__Exercise objective__. Decide whether each statement agrees with the Lebanon text below, answering yes or no and quoting the deciding words. (a) The speaker says it was clear in 88 and 89 that the Cold War was ending. (b) Since the Ta'if Agreement, the Lebanese have mostly praised it. (c) The Lebanese have come up with a better system to replace the Ta'if Agreement.

__Text for analysis__.
- Opening Delimiter -

That is what happened in Lebanon in 88, 89. Why 88 and 89? Well because it was very clear that the Cold War was ending. And everybody was trying to get ready for the post-Cold War period. The parties in Lebanon and also their various sponsors. So all the factions inside Lebanon were ready to deal. And I was lucky enough to get directly involved in the process at that time because a lot of much, much better informed, much abler people dealt with this process before and they didn’t get anywhere. 

So the circumstances were ready for us to make a deal. We made a deal. And also, the other thing that’s different with Afghanistan is that we actually returned to what existed already. That is what we did. There was a big hope and also a commitment by the Ta’if Agreement that we are going back to what existed before the civil War and, as you said, as a temporary measure. And then we would end this system that existed since 1943 which is the independence of Lebanon. 

We never got there. And ever since Lebanese have been extremely critical of the Ta’if Agreement. But until now, they haven’t been able to work out something different and better. Perhaps this is enough for the beginning.

- Closing Delimiter -

__The data__.
- Opening Delimiter -

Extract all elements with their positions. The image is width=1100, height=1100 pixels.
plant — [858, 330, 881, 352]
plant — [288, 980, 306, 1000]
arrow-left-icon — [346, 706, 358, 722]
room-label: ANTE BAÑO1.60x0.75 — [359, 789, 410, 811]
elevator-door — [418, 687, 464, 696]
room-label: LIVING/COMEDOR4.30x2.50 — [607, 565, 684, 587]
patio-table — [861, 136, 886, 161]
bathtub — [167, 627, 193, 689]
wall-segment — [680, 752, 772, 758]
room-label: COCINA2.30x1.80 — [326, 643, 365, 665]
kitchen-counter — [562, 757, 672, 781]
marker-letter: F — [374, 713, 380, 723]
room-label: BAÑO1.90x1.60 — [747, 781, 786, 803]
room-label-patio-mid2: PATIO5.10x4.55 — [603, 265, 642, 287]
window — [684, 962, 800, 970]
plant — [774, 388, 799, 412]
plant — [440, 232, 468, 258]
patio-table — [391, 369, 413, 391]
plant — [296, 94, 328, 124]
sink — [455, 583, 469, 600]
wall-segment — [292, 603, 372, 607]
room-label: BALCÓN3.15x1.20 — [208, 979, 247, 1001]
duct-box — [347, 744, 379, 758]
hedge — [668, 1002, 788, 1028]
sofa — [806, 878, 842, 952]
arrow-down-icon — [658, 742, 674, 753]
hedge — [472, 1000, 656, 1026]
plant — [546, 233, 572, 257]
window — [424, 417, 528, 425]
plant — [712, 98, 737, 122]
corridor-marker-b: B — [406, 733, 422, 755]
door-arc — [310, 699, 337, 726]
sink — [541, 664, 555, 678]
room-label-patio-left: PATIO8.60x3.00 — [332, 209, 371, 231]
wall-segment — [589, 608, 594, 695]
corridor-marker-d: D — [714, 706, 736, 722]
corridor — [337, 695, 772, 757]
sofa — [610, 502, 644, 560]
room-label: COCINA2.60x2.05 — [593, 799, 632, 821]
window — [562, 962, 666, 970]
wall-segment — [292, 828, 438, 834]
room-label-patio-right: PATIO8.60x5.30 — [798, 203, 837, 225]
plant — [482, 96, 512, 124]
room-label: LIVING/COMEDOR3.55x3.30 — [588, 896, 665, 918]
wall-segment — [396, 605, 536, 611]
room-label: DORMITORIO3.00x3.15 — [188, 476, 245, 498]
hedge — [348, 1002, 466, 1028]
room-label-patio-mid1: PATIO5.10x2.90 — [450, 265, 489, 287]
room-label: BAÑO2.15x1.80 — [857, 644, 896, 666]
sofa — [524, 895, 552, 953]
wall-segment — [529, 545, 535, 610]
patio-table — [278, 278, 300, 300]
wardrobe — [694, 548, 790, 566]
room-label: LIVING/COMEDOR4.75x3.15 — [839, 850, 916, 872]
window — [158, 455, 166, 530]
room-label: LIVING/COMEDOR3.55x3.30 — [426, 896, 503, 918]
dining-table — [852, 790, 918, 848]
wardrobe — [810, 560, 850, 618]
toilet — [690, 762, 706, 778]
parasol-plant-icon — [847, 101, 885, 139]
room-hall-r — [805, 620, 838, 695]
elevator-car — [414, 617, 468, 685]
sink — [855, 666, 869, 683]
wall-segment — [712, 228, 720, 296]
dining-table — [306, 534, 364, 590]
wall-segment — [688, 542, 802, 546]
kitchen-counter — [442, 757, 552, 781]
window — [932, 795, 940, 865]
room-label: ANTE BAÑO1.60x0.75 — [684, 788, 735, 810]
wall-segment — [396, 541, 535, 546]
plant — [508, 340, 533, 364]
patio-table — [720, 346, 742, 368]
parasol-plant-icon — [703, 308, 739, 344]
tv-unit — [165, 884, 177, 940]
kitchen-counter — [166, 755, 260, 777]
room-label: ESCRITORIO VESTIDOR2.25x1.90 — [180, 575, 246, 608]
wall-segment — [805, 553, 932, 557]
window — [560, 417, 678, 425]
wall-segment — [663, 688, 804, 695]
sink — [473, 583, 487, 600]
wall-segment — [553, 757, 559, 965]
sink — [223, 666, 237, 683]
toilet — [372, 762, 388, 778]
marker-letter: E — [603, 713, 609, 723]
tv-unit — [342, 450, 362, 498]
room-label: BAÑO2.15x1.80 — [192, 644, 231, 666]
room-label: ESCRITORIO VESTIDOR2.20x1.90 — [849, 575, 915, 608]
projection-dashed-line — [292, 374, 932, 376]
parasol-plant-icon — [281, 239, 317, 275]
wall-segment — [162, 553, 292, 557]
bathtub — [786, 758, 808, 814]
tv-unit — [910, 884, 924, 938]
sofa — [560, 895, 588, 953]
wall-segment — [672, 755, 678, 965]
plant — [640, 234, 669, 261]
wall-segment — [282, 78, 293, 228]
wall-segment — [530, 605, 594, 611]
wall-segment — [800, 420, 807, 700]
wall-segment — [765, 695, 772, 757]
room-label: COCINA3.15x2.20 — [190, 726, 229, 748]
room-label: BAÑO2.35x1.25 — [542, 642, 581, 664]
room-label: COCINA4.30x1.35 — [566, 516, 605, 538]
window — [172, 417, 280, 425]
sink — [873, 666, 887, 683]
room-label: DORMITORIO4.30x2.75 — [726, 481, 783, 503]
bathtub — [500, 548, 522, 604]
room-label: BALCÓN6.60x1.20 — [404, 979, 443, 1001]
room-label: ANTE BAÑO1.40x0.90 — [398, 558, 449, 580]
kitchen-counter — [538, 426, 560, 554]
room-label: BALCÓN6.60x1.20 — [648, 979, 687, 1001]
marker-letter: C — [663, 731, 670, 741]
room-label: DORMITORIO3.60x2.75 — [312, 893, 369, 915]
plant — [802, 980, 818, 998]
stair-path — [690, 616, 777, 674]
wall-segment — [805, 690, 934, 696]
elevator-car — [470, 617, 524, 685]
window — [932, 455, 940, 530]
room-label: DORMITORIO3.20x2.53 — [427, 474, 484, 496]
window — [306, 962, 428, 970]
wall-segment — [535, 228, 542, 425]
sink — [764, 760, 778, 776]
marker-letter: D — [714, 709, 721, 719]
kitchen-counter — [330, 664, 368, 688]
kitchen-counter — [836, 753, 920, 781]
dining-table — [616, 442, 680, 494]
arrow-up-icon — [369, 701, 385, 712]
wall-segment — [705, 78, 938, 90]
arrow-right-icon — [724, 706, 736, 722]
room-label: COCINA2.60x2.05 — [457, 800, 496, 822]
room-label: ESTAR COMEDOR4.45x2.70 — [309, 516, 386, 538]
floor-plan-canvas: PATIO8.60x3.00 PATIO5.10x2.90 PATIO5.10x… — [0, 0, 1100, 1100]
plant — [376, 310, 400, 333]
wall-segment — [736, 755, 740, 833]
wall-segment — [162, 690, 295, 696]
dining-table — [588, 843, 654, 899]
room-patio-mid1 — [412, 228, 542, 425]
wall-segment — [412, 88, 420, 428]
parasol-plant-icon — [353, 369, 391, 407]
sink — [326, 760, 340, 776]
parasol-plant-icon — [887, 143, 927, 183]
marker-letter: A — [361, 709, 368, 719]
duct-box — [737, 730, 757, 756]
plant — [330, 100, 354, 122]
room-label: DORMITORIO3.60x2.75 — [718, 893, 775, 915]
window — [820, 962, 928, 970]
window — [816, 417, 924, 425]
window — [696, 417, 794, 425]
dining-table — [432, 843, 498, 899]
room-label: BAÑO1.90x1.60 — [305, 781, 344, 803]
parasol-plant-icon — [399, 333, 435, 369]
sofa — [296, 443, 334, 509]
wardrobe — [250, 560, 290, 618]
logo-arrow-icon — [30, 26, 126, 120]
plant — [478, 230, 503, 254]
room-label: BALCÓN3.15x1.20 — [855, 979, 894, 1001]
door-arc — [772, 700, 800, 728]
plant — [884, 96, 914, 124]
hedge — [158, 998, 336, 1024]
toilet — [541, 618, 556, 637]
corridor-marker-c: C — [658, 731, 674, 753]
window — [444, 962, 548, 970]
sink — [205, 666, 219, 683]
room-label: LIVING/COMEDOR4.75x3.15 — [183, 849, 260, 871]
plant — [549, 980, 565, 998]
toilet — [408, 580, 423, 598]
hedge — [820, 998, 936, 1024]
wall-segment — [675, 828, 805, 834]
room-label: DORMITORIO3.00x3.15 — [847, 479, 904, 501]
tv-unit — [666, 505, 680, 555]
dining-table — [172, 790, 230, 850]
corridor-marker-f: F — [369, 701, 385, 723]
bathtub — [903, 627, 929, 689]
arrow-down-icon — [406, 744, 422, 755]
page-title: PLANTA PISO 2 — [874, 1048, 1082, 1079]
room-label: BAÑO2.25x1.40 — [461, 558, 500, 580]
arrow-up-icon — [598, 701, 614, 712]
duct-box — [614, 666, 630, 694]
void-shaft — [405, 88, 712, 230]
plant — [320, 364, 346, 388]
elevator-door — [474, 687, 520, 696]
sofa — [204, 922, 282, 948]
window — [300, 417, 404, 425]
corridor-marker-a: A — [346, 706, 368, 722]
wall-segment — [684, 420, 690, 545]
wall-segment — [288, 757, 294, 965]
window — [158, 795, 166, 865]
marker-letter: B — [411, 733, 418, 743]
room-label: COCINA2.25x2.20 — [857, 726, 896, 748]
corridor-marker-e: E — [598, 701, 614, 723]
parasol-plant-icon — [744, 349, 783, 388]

- Closing Delimiter -

__Your solution__.
(a) Yes: "it was very clear that the Cold War was ending"
(b) No: "ever since Lebanese have been extremely critical of the Ta’if Agreement"
(c) No: "until now, they haven’t been able to work out something different and better"